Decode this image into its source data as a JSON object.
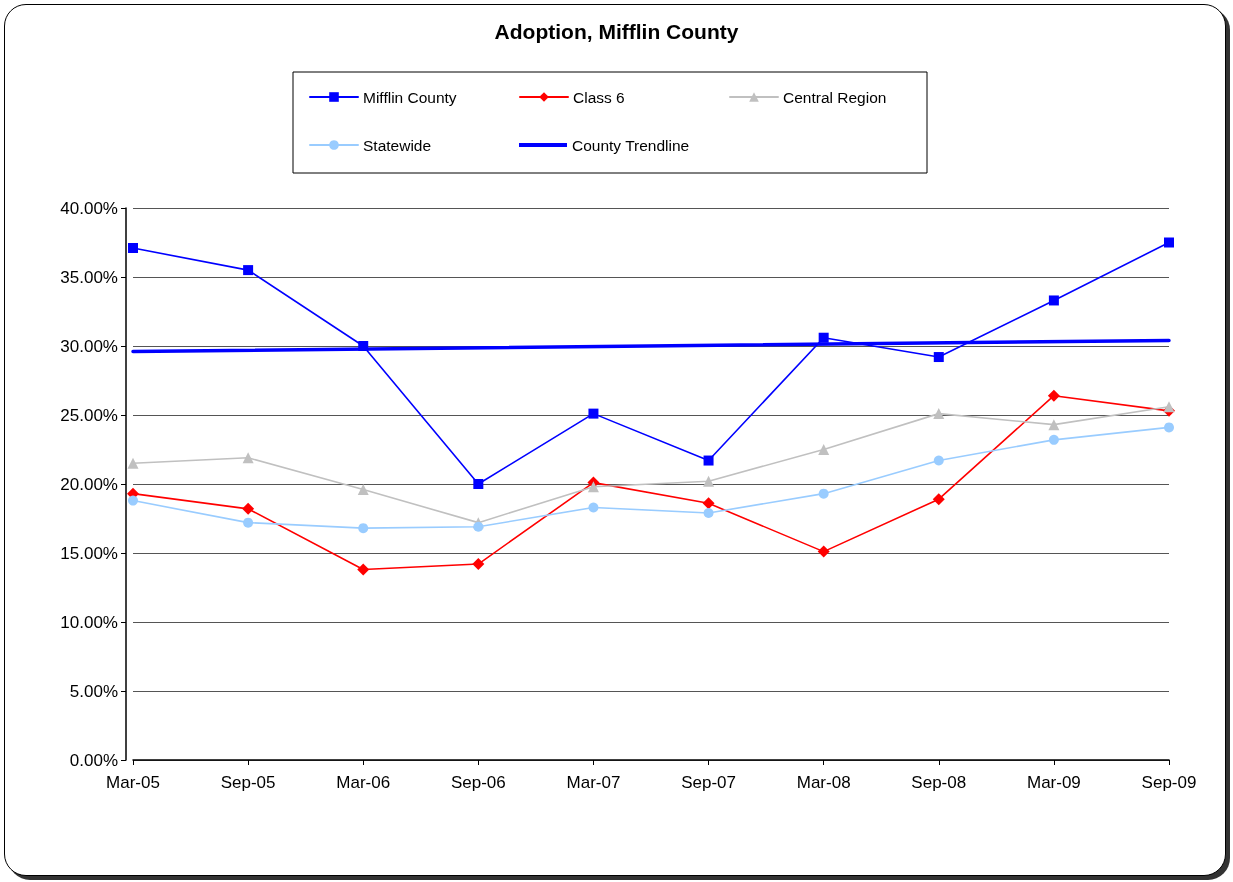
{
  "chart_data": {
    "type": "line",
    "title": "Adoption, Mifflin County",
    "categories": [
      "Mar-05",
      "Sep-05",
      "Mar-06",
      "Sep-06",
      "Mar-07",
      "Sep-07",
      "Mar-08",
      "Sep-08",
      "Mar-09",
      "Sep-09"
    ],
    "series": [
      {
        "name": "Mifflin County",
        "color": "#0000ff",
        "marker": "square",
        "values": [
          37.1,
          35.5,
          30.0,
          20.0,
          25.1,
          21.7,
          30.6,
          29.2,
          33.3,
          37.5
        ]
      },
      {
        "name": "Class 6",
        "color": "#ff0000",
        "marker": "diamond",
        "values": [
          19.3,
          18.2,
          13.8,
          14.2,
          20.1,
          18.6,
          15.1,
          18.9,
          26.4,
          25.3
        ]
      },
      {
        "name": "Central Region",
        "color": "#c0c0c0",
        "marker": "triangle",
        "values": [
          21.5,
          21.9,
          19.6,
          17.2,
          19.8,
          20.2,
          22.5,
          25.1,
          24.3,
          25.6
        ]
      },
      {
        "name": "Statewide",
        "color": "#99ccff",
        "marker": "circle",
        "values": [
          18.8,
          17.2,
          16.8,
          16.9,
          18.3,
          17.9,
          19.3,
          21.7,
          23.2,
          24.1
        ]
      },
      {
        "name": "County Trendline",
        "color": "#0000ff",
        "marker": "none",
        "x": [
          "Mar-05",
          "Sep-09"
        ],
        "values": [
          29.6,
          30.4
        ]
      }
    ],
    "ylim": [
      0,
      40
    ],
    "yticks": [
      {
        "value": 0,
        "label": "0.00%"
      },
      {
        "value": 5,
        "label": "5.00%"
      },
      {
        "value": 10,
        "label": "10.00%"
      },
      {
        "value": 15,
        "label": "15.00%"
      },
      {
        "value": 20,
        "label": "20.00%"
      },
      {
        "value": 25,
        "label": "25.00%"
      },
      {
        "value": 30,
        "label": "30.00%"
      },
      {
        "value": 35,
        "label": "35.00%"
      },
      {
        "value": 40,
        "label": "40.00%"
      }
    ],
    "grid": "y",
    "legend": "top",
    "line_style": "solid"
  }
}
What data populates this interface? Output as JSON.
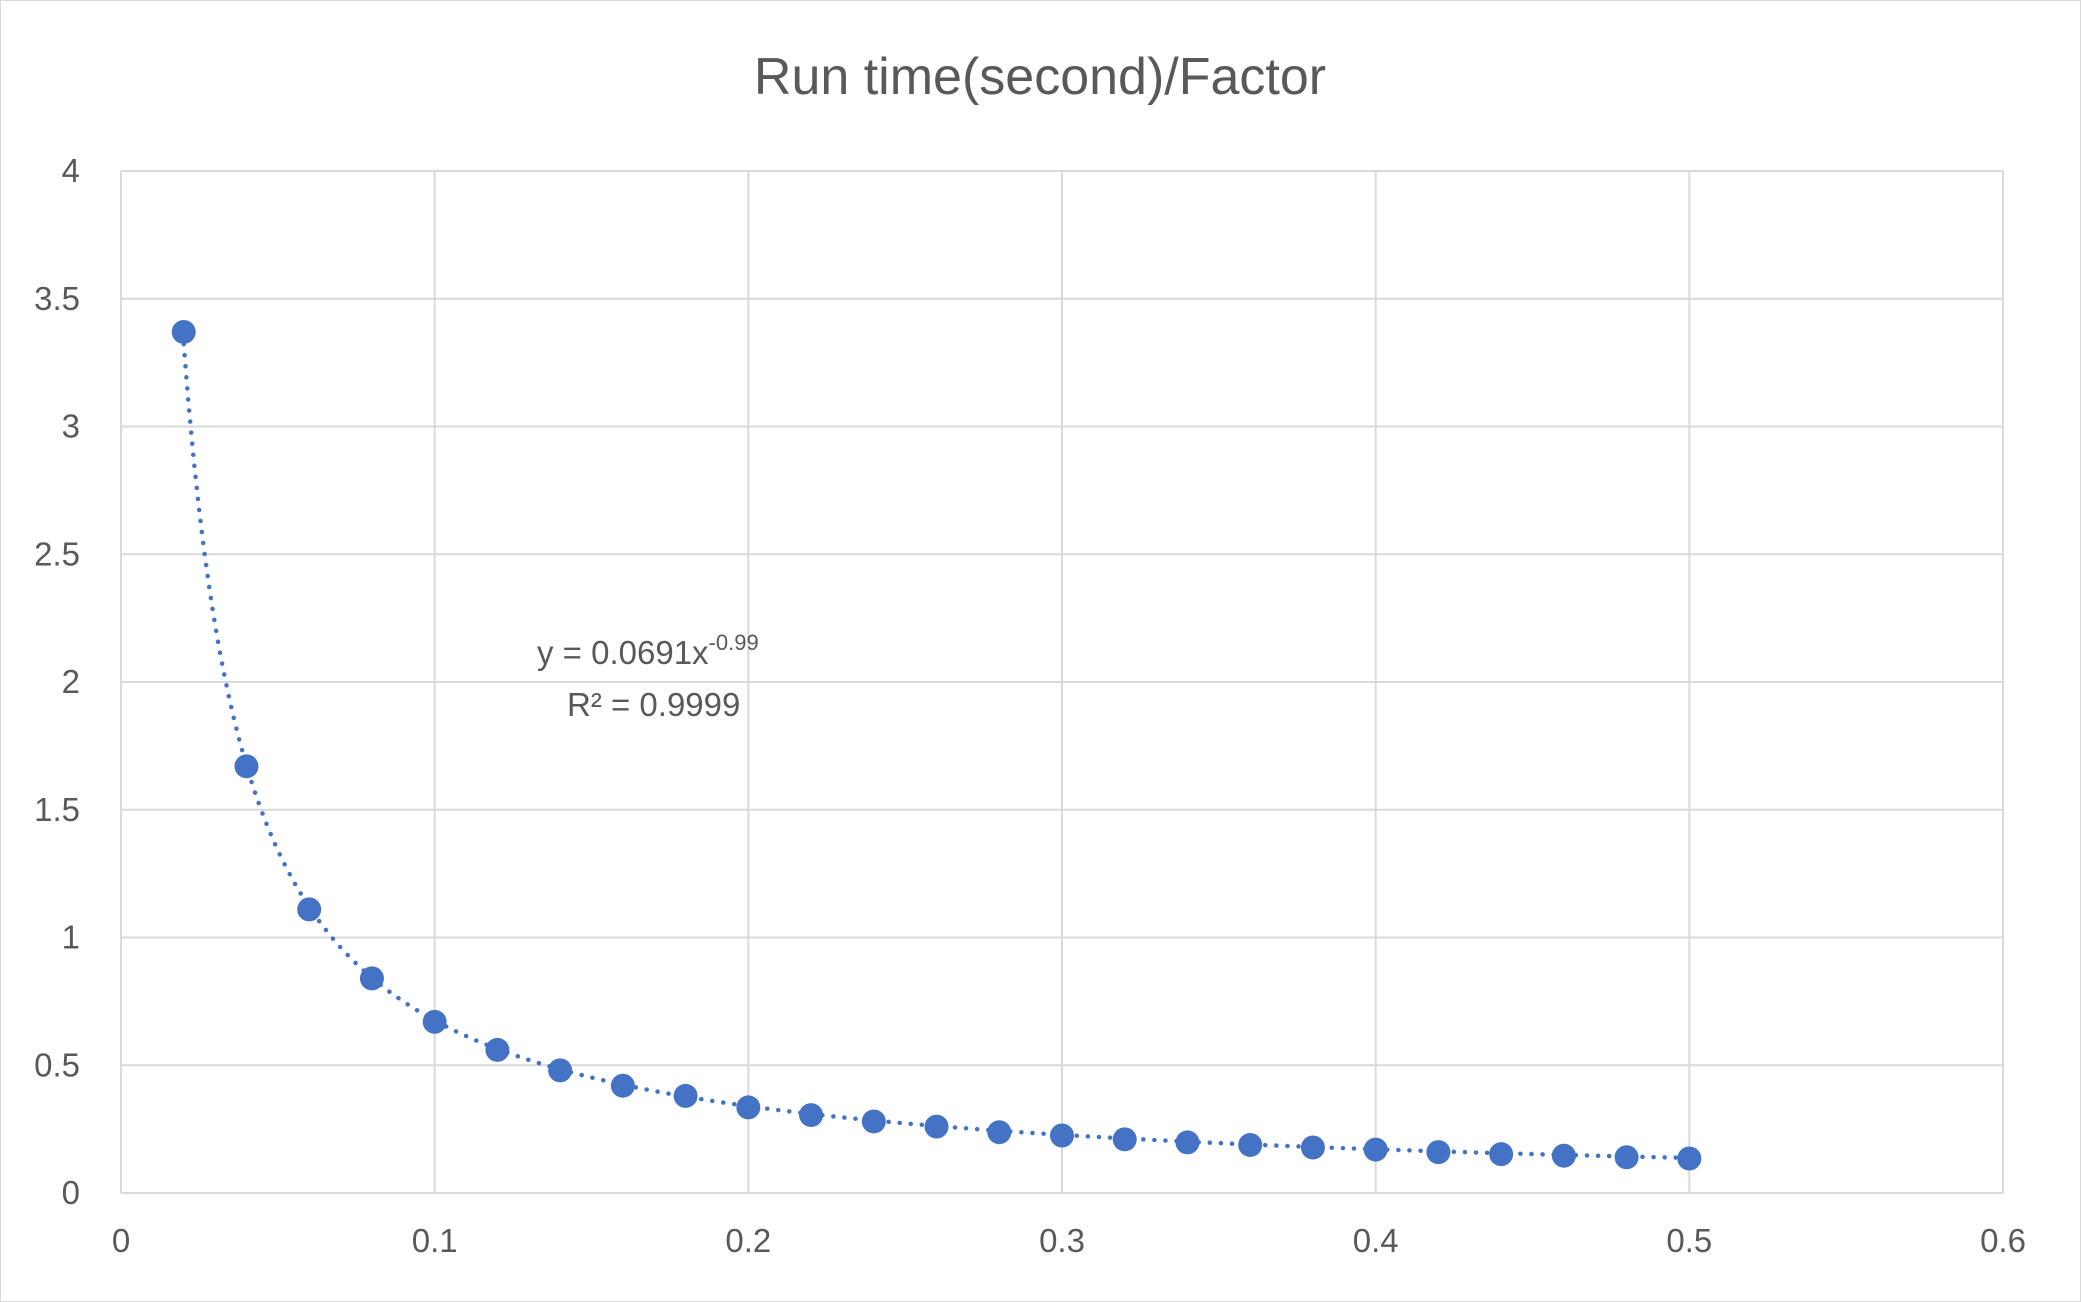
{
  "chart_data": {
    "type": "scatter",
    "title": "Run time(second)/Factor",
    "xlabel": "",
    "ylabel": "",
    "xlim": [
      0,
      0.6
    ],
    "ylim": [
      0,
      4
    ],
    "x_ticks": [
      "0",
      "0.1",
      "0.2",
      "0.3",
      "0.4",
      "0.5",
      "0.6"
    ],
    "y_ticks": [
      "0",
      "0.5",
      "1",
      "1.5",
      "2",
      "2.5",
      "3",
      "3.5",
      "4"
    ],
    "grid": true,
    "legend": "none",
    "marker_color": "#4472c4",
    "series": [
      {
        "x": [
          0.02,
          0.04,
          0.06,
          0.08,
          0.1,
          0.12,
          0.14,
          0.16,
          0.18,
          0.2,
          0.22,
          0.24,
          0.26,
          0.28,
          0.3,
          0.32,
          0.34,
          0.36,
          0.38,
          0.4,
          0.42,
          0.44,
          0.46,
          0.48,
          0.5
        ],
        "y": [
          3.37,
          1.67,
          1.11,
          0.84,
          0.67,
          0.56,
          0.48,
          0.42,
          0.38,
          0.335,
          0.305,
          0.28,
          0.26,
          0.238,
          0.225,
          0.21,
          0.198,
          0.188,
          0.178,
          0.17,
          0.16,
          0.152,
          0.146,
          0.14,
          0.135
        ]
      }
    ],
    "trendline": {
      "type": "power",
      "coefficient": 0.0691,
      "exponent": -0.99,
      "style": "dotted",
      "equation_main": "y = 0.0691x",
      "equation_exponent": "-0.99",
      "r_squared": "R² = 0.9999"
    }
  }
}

========================================================================

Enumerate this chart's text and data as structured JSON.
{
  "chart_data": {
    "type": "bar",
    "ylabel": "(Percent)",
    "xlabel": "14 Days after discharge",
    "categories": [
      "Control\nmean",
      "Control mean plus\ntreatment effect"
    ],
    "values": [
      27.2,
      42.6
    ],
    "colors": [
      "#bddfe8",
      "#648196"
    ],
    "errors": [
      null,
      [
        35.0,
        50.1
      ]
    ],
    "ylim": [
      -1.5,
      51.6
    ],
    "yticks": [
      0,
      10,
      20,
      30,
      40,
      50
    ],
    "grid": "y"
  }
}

========================================================================

Exercise goal: Report how many lines of the entries hold the string "Control". Provide the number alone.

Correct result: 2